Stored dataset items
start
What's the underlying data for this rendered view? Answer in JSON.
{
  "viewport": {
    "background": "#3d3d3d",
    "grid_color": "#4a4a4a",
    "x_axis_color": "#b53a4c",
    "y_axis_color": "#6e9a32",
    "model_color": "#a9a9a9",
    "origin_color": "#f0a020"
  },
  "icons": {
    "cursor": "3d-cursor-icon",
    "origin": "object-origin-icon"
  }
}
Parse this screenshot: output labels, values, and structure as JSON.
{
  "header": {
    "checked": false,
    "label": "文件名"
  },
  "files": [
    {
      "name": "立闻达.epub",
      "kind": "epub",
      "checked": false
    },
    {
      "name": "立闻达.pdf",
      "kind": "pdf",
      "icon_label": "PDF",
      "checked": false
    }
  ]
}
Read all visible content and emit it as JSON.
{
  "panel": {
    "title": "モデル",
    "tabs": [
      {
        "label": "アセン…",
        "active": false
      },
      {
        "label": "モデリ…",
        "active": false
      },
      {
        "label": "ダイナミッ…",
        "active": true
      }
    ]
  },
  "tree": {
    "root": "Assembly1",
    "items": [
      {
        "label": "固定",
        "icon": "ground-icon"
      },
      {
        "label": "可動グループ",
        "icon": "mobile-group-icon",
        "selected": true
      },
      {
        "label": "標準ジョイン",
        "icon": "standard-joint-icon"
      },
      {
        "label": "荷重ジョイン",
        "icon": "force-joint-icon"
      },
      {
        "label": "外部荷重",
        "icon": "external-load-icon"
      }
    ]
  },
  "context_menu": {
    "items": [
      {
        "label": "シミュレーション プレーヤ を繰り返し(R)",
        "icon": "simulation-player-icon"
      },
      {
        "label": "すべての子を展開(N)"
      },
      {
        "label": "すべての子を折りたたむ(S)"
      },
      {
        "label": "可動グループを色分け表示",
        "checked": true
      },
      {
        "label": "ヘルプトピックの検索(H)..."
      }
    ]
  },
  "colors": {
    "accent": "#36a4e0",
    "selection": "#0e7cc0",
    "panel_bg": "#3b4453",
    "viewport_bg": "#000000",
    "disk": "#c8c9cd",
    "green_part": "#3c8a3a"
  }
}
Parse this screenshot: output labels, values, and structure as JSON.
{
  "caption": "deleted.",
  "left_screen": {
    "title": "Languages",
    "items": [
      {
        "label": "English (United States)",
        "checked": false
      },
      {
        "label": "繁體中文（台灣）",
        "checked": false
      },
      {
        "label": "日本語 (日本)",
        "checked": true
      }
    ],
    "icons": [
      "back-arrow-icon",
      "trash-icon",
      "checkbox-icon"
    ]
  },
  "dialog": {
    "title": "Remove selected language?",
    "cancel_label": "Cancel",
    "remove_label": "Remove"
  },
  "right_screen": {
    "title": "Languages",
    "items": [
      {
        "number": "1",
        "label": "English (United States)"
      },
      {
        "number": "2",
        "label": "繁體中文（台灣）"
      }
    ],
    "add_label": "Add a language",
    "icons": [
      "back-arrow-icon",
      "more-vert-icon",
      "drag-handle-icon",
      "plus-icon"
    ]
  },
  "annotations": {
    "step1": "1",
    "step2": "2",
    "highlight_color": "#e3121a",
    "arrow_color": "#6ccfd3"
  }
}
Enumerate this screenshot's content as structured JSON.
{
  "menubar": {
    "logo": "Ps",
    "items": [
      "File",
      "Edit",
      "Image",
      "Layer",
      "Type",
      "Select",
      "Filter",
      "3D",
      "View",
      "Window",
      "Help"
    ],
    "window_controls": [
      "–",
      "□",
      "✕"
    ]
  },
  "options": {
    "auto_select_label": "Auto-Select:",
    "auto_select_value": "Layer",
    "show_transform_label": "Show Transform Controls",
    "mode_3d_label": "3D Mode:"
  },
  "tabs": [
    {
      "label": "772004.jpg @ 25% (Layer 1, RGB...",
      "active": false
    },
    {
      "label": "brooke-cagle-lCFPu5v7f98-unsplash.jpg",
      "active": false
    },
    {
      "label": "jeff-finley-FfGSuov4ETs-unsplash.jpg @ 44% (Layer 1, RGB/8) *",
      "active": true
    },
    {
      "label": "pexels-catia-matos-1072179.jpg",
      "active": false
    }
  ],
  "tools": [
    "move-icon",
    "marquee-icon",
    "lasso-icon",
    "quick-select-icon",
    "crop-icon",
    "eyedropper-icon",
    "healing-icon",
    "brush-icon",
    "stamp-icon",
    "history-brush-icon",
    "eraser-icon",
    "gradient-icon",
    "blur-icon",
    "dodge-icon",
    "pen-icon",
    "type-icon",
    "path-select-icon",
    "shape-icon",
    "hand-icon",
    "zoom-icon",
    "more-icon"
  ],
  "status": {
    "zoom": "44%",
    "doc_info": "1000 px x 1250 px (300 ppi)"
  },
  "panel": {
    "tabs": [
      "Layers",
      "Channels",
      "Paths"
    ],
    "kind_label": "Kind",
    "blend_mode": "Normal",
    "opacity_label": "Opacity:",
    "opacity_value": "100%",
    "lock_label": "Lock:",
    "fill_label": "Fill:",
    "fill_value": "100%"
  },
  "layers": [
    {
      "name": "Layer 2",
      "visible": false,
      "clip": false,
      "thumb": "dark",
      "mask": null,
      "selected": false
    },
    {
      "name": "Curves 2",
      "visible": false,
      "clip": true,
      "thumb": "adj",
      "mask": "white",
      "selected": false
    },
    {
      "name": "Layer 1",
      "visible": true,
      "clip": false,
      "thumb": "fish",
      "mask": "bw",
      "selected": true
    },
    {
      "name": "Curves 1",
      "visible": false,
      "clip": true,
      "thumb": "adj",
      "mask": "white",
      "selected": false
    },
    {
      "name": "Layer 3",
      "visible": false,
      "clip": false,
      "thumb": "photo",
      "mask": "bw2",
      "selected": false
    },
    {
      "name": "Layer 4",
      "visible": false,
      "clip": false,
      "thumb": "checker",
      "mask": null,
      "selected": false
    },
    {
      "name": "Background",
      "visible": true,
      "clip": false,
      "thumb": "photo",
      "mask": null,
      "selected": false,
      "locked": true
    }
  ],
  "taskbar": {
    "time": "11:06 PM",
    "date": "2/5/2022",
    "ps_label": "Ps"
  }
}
end
- **PROBLEM TO WORK ON**
In the entries above, locate every line with the word "United" and copy it.

- **IN RESPONSE**
        "label": "English (United States)",
        "label": "English (United States)"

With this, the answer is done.